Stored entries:
* BEGIN *
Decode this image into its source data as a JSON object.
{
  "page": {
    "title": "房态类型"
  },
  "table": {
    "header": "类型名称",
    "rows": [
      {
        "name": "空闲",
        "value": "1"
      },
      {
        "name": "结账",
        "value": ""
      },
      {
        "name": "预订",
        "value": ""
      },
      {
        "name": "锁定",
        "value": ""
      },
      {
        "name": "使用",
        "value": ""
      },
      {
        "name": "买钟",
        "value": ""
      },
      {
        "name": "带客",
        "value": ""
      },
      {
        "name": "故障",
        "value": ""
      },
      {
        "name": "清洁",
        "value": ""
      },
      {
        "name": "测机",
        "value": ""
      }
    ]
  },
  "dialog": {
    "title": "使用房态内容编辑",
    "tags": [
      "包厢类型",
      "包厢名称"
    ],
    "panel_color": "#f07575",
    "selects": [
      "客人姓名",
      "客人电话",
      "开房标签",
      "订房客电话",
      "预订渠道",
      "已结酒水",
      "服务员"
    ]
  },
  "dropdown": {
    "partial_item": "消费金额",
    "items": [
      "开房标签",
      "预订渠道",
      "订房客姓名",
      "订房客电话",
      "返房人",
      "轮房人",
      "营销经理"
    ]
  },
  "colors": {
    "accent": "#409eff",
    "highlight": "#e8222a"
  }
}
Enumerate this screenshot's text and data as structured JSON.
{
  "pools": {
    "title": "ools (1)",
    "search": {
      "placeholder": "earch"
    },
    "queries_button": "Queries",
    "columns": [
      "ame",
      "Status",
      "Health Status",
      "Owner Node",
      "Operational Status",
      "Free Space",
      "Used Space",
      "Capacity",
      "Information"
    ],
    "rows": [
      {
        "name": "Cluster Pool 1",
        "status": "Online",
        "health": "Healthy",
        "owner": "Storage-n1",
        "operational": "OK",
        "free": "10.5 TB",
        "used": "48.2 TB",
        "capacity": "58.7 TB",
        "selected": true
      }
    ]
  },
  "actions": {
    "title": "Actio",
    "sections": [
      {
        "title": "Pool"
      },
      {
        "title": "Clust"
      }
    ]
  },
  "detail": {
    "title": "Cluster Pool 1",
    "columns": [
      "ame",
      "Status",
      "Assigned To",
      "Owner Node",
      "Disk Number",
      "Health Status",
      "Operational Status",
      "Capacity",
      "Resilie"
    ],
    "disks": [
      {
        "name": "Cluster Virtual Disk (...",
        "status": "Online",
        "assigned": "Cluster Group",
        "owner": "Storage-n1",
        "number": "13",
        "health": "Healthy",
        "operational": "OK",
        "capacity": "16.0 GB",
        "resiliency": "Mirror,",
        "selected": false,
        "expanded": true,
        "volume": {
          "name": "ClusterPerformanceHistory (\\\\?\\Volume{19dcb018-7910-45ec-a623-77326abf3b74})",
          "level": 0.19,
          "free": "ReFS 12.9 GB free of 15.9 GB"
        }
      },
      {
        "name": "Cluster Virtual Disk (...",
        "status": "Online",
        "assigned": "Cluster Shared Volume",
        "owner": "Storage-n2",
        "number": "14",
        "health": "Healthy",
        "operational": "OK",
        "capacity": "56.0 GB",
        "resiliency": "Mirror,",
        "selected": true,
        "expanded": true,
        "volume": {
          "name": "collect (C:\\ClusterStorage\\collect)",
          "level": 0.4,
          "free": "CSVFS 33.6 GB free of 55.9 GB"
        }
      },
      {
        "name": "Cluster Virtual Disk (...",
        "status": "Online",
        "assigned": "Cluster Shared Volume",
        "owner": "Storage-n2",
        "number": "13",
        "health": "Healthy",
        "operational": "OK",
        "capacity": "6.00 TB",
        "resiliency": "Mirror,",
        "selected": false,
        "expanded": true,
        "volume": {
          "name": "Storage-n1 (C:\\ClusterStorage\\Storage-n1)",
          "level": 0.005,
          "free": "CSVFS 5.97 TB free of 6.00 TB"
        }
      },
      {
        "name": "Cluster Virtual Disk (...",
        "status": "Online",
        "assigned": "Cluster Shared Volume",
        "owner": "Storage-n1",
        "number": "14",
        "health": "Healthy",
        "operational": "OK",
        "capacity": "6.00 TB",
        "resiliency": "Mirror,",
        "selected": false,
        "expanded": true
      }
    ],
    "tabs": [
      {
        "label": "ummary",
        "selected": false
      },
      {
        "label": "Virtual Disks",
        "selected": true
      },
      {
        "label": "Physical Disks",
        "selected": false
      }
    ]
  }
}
* END *
Go through the entries and repeat each one exactly.

● **Output for this task**
Decode this image into its source data as a JSON object.
{
  "page": {
    "title": "房态类型"
  },
  "table": {
    "header": "类型名称",
    "rows": [
      {
        "name": "空闲",
        "value": "1"
      },
      {
        "name": "结账",
        "value": ""
      },
      {
        "name": "预订",
        "value": ""
      },
      {
        "name": "锁定",
        "value": ""
      },
      {
        "name": "使用",
        "value": ""
      },
      {
        "name": "买钟",
        "value": ""
      },
      {
        "name": "带客",
        "value": ""
      },
      {
        "name": "故障",
        "value": ""
      },
      {
        "name": "清洁",
        "value": ""
      },
      {
        "name": "测机",
        "value": ""
      }
    ]
  },
  "dialog": {
    "title": "使用房态内容编辑",
    "tags": [
      "包厢类型",
      "包厢名称"
    ],
    "panel_color": "#f07575",
    "selects": [
      "客人姓名",
      "客人电话",
      "开房标签",
      "订房客电话",
      "预订渠道",
      "已结酒水",
      "服务员"
    ]
  },
  "dropdown": {
    "partial_item": "消费金额",
    "items": [
      "开房标签",
      "预订渠道",
      "订房客姓名",
      "订房客电话",
      "返房人",
      "轮房人",
      "营销经理"
    ]
  },
  "colors": {
    "accent": "#409eff",
    "highlight": "#e8222a"
  }
}
Enumerate this screenshot's text and data as structured JSON.
{
  "pools": {
    "title": "ools (1)",
    "search": {
      "placeholder": "earch"
    },
    "queries_button": "Queries",
    "columns": [
      "ame",
      "Status",
      "Health Status",
      "Owner Node",
      "Operational Status",
      "Free Space",
      "Used Space",
      "Capacity",
      "Information"
    ],
    "rows": [
      {
        "name": "Cluster Pool 1",
        "status": "Online",
        "health": "Healthy",
        "owner": "Storage-n1",
        "operational": "OK",
        "free": "10.5 TB",
        "used": "48.2 TB",
        "capacity": "58.7 TB",
        "selected": true
      }
    ]
  },
  "actions": {
    "title": "Actio",
    "sections": [
      {
        "title": "Pool"
      },
      {
        "title": "Clust"
      }
    ]
  },
  "detail": {
    "title": "Cluster Pool 1",
    "columns": [
      "ame",
      "Status",
      "Assigned To",
      "Owner Node",
      "Disk Number",
      "Health Status",
      "Operational Status",
      "Capacity",
      "Resilie"
    ],
    "disks": [
      {
        "name": "Cluster Virtual Disk (...",
        "status": "Online",
        "assigned": "Cluster Group",
        "owner": "Storage-n1",
        "number": "13",
        "health": "Healthy",
        "operational": "OK",
        "capacity": "16.0 GB",
        "resiliency": "Mirror,",
        "selected": false,
        "expanded": true,
        "volume": {
          "name": "ClusterPerformanceHistory (\\\\?\\Volume{19dcb018-7910-45ec-a623-77326abf3b74})",
          "level": 0.19,
          "free": "ReFS 12.9 GB free of 15.9 GB"
        }
      },
      {
        "name": "Cluster Virtual Disk (...",
        "status": "Online",
        "assigned": "Cluster Shared Volume",
        "owner": "Storage-n2",
        "number": "14",
        "health": "Healthy",
        "operational": "OK",
        "capacity": "56.0 GB",
        "resiliency": "Mirror,",
        "selected": true,
        "expanded": true,
        "volume": {
          "name": "collect (C:\\ClusterStorage\\collect)",
          "level": 0.4,
          "free": "CSVFS 33.6 GB free of 55.9 GB"
        }
      },
      {
        "name": "Cluster Virtual Disk (...",
        "status": "Online",
        "assigned": "Cluster Shared Volume",
        "owner": "Storage-n2",
        "number": "13",
        "health": "Healthy",
        "operational": "OK",
        "capacity": "6.00 TB",
        "resiliency": "Mirror,",
        "selected": false,
        "expanded": true,
        "volume": {
          "name": "Storage-n1 (C:\\ClusterStorage\\Storage-n1)",
          "level": 0.005,
          "free": "CSVFS 5.97 TB free of 6.00 TB"
        }
      },
      {
        "name": "Cluster Virtual Disk (...",
        "status": "Online",
        "assigned": "Cluster Shared Volume",
        "owner": "Storage-n1",
        "number": "14",
        "health": "Healthy",
        "operational": "OK",
        "capacity": "6.00 TB",
        "resiliency": "Mirror,",
        "selected": false,
        "expanded": true
      }
    ],
    "tabs": [
      {
        "label": "ummary",
        "selected": false
      },
      {
        "label": "Virtual Disks",
        "selected": true
      },
      {
        "label": "Physical Disks",
        "selected": false
      }
    ]
  }
}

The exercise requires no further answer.